>> BEGIN

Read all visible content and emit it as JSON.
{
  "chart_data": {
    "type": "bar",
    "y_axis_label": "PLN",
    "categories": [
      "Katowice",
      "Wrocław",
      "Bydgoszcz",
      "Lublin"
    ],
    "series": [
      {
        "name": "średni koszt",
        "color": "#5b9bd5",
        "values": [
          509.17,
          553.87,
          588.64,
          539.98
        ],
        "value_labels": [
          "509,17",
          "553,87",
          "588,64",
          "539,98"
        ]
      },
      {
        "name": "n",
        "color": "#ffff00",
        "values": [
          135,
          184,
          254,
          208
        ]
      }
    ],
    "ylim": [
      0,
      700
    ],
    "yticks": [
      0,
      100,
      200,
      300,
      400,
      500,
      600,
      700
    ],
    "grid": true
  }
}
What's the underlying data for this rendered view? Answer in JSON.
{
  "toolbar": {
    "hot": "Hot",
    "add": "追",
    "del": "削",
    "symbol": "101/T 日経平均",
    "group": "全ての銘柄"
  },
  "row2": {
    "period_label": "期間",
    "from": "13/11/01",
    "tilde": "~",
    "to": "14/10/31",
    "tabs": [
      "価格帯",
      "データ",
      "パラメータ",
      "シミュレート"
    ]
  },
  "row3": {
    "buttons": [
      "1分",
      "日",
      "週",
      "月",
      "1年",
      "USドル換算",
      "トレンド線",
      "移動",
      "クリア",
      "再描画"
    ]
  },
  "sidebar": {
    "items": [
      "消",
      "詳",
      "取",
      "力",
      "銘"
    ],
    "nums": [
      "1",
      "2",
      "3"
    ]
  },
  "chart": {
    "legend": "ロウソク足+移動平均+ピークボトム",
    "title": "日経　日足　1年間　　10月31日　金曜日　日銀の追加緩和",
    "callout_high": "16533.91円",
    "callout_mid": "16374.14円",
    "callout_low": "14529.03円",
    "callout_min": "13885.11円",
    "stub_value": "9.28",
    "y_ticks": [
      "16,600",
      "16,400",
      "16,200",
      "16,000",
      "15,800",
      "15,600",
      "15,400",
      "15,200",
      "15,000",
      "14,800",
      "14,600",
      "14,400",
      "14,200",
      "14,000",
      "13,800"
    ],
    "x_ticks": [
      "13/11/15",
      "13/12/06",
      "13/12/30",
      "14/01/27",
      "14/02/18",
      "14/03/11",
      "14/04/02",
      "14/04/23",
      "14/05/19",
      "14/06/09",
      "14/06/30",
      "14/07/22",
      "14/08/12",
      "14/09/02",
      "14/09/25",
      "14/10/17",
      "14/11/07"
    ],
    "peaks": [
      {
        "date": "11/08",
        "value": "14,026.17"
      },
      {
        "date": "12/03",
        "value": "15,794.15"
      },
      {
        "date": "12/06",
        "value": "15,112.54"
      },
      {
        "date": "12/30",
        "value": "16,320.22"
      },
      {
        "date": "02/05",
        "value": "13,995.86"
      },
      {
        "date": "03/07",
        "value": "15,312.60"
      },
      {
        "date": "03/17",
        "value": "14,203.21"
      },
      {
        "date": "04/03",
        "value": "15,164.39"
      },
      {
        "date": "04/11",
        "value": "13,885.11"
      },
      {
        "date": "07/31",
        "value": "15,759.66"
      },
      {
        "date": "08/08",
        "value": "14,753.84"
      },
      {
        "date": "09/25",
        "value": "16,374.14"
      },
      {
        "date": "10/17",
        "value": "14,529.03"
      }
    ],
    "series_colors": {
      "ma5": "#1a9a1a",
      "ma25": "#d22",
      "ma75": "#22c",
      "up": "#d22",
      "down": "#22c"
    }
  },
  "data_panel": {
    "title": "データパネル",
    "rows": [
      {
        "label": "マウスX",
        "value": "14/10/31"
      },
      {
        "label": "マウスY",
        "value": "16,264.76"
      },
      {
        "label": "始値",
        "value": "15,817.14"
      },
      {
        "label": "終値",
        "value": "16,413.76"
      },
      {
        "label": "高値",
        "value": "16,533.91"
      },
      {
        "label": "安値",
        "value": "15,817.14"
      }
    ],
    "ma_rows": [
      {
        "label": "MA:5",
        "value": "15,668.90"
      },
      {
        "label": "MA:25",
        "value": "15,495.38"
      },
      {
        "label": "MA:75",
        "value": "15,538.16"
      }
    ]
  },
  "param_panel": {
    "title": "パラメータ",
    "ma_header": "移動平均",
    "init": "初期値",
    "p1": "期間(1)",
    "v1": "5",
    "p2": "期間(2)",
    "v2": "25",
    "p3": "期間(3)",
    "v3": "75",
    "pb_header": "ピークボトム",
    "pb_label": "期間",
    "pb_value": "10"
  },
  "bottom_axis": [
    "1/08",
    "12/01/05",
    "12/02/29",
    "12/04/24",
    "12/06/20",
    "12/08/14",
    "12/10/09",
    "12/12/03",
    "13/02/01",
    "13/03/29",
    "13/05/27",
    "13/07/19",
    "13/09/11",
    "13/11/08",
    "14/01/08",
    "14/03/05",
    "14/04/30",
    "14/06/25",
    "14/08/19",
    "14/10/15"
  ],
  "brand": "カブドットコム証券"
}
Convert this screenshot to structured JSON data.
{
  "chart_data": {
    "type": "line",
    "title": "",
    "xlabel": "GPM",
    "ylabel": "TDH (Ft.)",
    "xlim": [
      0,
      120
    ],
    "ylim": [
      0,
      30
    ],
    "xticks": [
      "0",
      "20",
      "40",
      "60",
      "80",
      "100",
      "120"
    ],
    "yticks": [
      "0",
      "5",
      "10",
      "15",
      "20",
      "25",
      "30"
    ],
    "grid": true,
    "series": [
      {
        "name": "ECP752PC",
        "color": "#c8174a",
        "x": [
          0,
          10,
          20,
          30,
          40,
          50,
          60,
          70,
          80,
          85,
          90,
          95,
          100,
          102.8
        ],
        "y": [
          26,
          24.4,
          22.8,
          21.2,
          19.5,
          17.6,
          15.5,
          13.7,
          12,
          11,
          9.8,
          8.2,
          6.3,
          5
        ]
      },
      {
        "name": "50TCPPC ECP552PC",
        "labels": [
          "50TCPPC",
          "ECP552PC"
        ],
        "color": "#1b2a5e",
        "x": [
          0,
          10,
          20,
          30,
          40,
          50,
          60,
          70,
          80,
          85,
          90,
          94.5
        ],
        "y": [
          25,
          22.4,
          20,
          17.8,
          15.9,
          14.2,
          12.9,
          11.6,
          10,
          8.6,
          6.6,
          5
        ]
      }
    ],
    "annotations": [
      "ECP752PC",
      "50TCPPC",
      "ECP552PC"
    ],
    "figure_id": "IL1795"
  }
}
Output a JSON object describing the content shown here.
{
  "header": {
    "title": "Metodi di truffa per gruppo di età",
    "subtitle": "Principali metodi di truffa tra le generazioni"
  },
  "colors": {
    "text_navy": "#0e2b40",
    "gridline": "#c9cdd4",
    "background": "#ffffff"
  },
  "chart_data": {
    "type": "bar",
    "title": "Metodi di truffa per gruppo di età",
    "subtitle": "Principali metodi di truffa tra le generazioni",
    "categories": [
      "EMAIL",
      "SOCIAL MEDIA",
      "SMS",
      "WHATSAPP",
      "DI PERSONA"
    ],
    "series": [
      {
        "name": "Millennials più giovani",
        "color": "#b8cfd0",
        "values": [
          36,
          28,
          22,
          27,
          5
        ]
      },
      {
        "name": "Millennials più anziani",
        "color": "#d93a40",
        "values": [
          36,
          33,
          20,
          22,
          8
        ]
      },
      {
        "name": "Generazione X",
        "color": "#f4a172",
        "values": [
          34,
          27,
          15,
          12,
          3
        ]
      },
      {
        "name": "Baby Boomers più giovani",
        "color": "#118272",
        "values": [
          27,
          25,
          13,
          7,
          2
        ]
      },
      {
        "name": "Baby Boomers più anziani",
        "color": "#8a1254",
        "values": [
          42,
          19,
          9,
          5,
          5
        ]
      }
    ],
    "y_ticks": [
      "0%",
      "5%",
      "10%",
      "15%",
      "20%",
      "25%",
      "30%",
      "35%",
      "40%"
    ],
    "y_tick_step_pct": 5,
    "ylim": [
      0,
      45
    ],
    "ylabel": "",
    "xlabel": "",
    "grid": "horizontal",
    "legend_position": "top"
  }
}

>> END

Pull out all lines in the data above that include "name".

        "name": "średni koszt",
        "name": "n",
        "name": "ECP752PC",
        "name": "50TCPPC ECP552PC",
        "name": "Millennials più giovani",
        "name": "Millennials più anziani",
        "name": "Generazione X",
        "name": "Baby Boomers più giovani",
        "name": "Baby Boomers più anziani",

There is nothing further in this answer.